DATASET EXCERPTS:
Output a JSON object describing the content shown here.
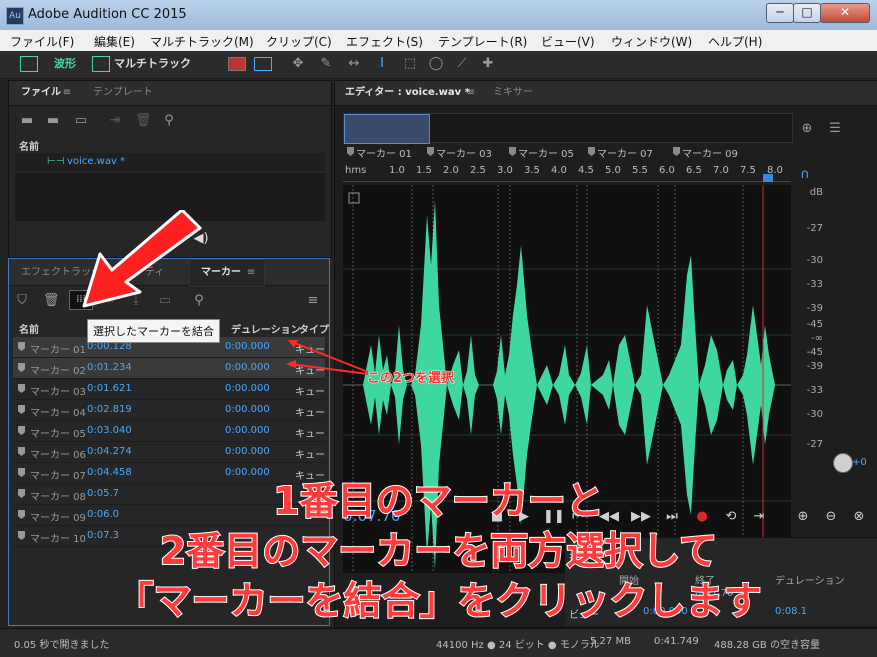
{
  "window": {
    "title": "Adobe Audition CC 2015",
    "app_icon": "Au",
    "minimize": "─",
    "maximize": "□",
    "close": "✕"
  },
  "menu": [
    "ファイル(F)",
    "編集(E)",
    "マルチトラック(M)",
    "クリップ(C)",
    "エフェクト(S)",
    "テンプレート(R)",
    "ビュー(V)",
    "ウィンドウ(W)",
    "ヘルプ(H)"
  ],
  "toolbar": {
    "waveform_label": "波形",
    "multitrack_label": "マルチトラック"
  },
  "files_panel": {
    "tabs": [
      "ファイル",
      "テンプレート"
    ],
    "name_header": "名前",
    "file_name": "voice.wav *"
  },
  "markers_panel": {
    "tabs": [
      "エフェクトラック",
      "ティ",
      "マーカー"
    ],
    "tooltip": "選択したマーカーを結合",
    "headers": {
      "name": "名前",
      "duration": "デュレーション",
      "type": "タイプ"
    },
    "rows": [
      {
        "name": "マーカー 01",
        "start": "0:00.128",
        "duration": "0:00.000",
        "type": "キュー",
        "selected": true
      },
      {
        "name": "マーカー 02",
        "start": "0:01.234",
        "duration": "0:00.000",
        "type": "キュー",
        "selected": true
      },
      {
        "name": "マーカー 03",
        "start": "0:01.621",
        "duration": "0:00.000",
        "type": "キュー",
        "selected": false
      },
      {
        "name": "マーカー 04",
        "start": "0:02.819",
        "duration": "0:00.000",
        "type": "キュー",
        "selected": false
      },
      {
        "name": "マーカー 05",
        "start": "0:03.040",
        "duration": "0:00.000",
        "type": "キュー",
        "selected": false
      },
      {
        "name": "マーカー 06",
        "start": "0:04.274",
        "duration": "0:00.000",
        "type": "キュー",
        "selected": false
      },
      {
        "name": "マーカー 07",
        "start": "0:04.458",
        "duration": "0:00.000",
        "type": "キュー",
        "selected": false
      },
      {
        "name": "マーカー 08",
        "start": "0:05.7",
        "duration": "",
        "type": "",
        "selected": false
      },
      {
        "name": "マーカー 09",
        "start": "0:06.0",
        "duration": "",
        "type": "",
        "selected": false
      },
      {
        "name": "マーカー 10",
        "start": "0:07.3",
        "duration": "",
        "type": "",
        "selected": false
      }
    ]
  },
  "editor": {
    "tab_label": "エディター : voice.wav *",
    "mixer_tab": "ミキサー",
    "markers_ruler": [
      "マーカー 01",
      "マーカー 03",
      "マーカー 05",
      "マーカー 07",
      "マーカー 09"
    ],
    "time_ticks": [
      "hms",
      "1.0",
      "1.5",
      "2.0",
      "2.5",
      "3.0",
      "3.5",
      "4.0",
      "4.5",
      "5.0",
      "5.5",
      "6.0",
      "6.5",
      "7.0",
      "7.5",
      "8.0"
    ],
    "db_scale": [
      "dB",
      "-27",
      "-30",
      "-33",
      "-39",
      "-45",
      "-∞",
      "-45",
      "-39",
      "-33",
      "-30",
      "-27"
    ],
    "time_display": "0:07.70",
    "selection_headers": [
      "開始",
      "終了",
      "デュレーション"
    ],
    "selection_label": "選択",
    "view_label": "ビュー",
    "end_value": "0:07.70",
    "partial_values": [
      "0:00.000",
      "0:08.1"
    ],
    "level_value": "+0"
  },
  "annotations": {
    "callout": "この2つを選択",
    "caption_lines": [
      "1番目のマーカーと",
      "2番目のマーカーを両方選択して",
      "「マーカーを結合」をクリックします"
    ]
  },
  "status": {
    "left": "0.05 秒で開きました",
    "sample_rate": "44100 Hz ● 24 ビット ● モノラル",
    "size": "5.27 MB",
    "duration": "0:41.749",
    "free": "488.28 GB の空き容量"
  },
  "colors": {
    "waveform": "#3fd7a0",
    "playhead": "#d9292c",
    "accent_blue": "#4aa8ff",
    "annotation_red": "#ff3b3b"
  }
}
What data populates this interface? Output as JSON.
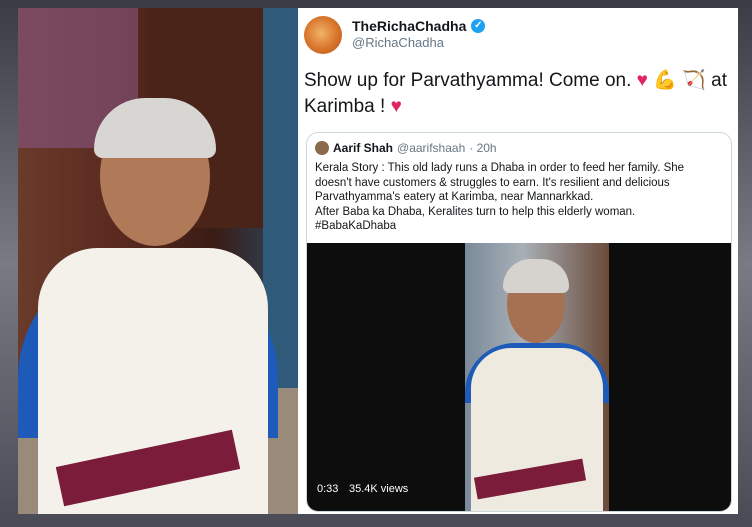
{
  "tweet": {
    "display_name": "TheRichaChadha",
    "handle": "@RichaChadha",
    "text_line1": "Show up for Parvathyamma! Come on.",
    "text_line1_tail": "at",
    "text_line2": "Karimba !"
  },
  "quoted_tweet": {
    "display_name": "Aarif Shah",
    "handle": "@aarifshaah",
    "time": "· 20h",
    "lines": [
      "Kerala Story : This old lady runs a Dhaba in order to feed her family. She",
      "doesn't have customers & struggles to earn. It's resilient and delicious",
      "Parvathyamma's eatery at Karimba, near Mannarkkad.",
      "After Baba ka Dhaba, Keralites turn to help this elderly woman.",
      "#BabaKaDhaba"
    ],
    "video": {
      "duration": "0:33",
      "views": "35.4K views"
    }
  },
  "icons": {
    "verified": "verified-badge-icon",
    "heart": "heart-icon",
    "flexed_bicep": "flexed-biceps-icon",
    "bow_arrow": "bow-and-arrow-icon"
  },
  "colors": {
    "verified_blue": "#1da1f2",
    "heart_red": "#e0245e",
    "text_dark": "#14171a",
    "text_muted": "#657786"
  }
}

TASK GOAL: Return only those lines of the records that contain the string "start".

FULL RESPONSE:
        "start": "0:00.128",
        "start": "0:01.234",
        "start": "0:01.621",
        "start": "0:02.819",
        "start": "0:03.040",
        "start": "0:04.274",
        "start": "0:04.458",
        "start": "0:05.7",
        "start": "0:06.0",
        "start": "0:07.3",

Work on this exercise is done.